begin

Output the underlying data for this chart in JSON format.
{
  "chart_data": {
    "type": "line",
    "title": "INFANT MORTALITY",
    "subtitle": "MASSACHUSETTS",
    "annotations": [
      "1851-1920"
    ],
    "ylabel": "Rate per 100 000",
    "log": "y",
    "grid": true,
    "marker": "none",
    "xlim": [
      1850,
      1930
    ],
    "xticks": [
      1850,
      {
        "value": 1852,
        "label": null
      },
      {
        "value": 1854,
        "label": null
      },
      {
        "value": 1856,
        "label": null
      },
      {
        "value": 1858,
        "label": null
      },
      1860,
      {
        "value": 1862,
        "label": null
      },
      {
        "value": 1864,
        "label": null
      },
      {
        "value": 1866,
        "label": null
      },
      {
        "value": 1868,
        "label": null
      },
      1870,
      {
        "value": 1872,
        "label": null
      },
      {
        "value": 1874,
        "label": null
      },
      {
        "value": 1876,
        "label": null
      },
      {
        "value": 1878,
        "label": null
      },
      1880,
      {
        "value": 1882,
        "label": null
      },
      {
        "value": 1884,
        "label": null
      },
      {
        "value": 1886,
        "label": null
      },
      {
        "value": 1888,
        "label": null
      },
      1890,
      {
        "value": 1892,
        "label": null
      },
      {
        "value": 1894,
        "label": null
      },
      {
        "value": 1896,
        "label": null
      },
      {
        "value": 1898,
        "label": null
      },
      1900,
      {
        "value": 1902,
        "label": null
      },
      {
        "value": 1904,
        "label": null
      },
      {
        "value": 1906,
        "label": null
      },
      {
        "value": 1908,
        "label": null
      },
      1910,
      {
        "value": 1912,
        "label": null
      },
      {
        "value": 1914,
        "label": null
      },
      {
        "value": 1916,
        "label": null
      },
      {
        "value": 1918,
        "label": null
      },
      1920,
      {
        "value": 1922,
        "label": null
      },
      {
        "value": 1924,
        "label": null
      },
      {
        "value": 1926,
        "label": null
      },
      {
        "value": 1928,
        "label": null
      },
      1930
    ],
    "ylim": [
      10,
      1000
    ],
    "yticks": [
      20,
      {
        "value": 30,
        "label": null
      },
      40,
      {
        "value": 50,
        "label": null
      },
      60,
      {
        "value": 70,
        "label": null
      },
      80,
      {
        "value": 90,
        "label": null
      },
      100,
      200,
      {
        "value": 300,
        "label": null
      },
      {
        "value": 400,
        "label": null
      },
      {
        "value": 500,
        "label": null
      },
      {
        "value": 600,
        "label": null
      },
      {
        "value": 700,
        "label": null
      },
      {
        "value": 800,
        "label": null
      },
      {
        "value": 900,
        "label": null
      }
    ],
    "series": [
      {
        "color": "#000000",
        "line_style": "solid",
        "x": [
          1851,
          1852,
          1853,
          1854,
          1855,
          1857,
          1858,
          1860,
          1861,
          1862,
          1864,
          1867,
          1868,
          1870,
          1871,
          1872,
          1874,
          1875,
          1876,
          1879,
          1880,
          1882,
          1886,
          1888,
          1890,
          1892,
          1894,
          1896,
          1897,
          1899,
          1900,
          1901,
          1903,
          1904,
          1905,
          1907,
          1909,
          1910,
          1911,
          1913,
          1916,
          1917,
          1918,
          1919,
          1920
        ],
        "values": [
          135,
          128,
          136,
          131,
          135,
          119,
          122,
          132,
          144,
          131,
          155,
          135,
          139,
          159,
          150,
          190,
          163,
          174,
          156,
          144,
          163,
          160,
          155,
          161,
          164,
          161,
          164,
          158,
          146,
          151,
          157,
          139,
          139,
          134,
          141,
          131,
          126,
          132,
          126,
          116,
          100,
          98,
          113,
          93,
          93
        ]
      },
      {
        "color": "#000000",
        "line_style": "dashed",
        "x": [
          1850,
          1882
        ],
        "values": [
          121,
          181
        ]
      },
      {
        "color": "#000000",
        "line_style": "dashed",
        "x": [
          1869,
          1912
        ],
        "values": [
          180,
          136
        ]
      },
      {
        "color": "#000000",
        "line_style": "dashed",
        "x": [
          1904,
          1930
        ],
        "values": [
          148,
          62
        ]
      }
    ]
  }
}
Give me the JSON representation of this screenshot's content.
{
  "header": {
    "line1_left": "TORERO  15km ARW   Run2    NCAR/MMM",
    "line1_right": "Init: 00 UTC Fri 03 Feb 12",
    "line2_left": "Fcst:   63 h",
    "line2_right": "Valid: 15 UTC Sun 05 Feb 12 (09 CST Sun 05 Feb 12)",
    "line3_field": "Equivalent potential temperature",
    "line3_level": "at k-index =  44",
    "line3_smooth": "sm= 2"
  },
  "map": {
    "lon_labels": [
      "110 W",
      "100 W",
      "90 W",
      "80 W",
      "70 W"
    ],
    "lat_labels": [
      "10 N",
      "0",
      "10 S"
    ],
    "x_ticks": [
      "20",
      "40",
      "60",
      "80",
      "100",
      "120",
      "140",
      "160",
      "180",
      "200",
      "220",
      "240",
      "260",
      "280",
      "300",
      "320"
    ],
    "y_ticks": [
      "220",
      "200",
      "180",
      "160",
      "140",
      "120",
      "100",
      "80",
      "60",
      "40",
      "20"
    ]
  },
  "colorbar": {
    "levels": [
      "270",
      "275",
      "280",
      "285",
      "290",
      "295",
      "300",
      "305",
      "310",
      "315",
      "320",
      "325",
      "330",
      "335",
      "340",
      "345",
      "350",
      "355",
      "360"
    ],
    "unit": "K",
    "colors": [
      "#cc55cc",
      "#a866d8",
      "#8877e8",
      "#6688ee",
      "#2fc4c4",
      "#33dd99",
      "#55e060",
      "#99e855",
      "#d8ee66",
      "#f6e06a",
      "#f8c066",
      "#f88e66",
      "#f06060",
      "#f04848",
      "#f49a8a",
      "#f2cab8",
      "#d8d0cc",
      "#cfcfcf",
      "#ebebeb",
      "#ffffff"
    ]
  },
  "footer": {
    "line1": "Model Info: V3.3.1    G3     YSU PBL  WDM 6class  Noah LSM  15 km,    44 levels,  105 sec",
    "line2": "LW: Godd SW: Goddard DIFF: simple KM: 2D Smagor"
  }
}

end

Task details: Repeat the records above exactly as they appear.

Answer to the exercise:
Output the underlying data for this chart in JSON format.
{
  "chart_data": {
    "type": "line",
    "title": "INFANT MORTALITY",
    "subtitle": "MASSACHUSETTS",
    "annotations": [
      "1851-1920"
    ],
    "ylabel": "Rate per 100 000",
    "log": "y",
    "grid": true,
    "marker": "none",
    "xlim": [
      1850,
      1930
    ],
    "xticks": [
      1850,
      {
        "value": 1852,
        "label": null
      },
      {
        "value": 1854,
        "label": null
      },
      {
        "value": 1856,
        "label": null
      },
      {
        "value": 1858,
        "label": null
      },
      1860,
      {
        "value": 1862,
        "label": null
      },
      {
        "value": 1864,
        "label": null
      },
      {
        "value": 1866,
        "label": null
      },
      {
        "value": 1868,
        "label": null
      },
      1870,
      {
        "value": 1872,
        "label": null
      },
      {
        "value": 1874,
        "label": null
      },
      {
        "value": 1876,
        "label": null
      },
      {
        "value": 1878,
        "label": null
      },
      1880,
      {
        "value": 1882,
        "label": null
      },
      {
        "value": 1884,
        "label": null
      },
      {
        "value": 1886,
        "label": null
      },
      {
        "value": 1888,
        "label": null
      },
      1890,
      {
        "value": 1892,
        "label": null
      },
      {
        "value": 1894,
        "label": null
      },
      {
        "value": 1896,
        "label": null
      },
      {
        "value": 1898,
        "label": null
      },
      1900,
      {
        "value": 1902,
        "label": null
      },
      {
        "value": 1904,
        "label": null
      },
      {
        "value": 1906,
        "label": null
      },
      {
        "value": 1908,
        "label": null
      },
      1910,
      {
        "value": 1912,
        "label": null
      },
      {
        "value": 1914,
        "label": null
      },
      {
        "value": 1916,
        "label": null
      },
      {
        "value": 1918,
        "label": null
      },
      1920,
      {
        "value": 1922,
        "label": null
      },
      {
        "value": 1924,
        "label": null
      },
      {
        "value": 1926,
        "label": null
      },
      {
        "value": 1928,
        "label": null
      },
      1930
    ],
    "ylim": [
      10,
      1000
    ],
    "yticks": [
      20,
      {
        "value": 30,
        "label": null
      },
      40,
      {
        "value": 50,
        "label": null
      },
      60,
      {
        "value": 70,
        "label": null
      },
      80,
      {
        "value": 90,
        "label": null
      },
      100,
      200,
      {
        "value": 300,
        "label": null
      },
      {
        "value": 400,
        "label": null
      },
      {
        "value": 500,
        "label": null
      },
      {
        "value": 600,
        "label": null
      },
      {
        "value": 700,
        "label": null
      },
      {
        "value": 800,
        "label": null
      },
      {
        "value": 900,
        "label": null
      }
    ],
    "series": [
      {
        "color": "#000000",
        "line_style": "solid",
        "x": [
          1851,
          1852,
          1853,
          1854,
          1855,
          1857,
          1858,
          1860,
          1861,
          1862,
          1864,
          1867,
          1868,
          1870,
          1871,
          1872,
          1874,
          1875,
          1876,
          1879,
          1880,
          1882,
          1886,
          1888,
          1890,
          1892,
          1894,
          1896,
          1897,
          1899,
          1900,
          1901,
          1903,
          1904,
          1905,
          1907,
          1909,
          1910,
          1911,
          1913,
          1916,
          1917,
          1918,
          1919,
          1920
        ],
        "values": [
          135,
          128,
          136,
          131,
          135,
          119,
          122,
          132,
          144,
          131,
          155,
          135,
          139,
          159,
          150,
          190,
          163,
          174,
          156,
          144,
          163,
          160,
          155,
          161,
          164,
          161,
          164,
          158,
          146,
          151,
          157,
          139,
          139,
          134,
          141,
          131,
          126,
          132,
          126,
          116,
          100,
          98,
          113,
          93,
          93
        ]
      },
      {
        "color": "#000000",
        "line_style": "dashed",
        "x": [
          1850,
          1882
        ],
        "values": [
          121,
          181
        ]
      },
      {
        "color": "#000000",
        "line_style": "dashed",
        "x": [
          1869,
          1912
        ],
        "values": [
          180,
          136
        ]
      },
      {
        "color": "#000000",
        "line_style": "dashed",
        "x": [
          1904,
          1930
        ],
        "values": [
          148,
          62
        ]
      }
    ]
  }
}
Give me the JSON representation of this screenshot's content.
{
  "header": {
    "line1_left": "TORERO  15km ARW   Run2    NCAR/MMM",
    "line1_right": "Init: 00 UTC Fri 03 Feb 12",
    "line2_left": "Fcst:   63 h",
    "line2_right": "Valid: 15 UTC Sun 05 Feb 12 (09 CST Sun 05 Feb 12)",
    "line3_field": "Equivalent potential temperature",
    "line3_level": "at k-index =  44",
    "line3_smooth": "sm= 2"
  },
  "map": {
    "lon_labels": [
      "110 W",
      "100 W",
      "90 W",
      "80 W",
      "70 W"
    ],
    "lat_labels": [
      "10 N",
      "0",
      "10 S"
    ],
    "x_ticks": [
      "20",
      "40",
      "60",
      "80",
      "100",
      "120",
      "140",
      "160",
      "180",
      "200",
      "220",
      "240",
      "260",
      "280",
      "300",
      "320"
    ],
    "y_ticks": [
      "220",
      "200",
      "180",
      "160",
      "140",
      "120",
      "100",
      "80",
      "60",
      "40",
      "20"
    ]
  },
  "colorbar": {
    "levels": [
      "270",
      "275",
      "280",
      "285",
      "290",
      "295",
      "300",
      "305",
      "310",
      "315",
      "320",
      "325",
      "330",
      "335",
      "340",
      "345",
      "350",
      "355",
      "360"
    ],
    "unit": "K",
    "colors": [
      "#cc55cc",
      "#a866d8",
      "#8877e8",
      "#6688ee",
      "#2fc4c4",
      "#33dd99",
      "#55e060",
      "#99e855",
      "#d8ee66",
      "#f6e06a",
      "#f8c066",
      "#f88e66",
      "#f06060",
      "#f04848",
      "#f49a8a",
      "#f2cab8",
      "#d8d0cc",
      "#cfcfcf",
      "#ebebeb",
      "#ffffff"
    ]
  },
  "footer": {
    "line1": "Model Info: V3.3.1    G3     YSU PBL  WDM 6class  Noah LSM  15 km,    44 levels,  105 sec",
    "line2": "LW: Godd SW: Goddard DIFF: simple KM: 2D Smagor"
  }
}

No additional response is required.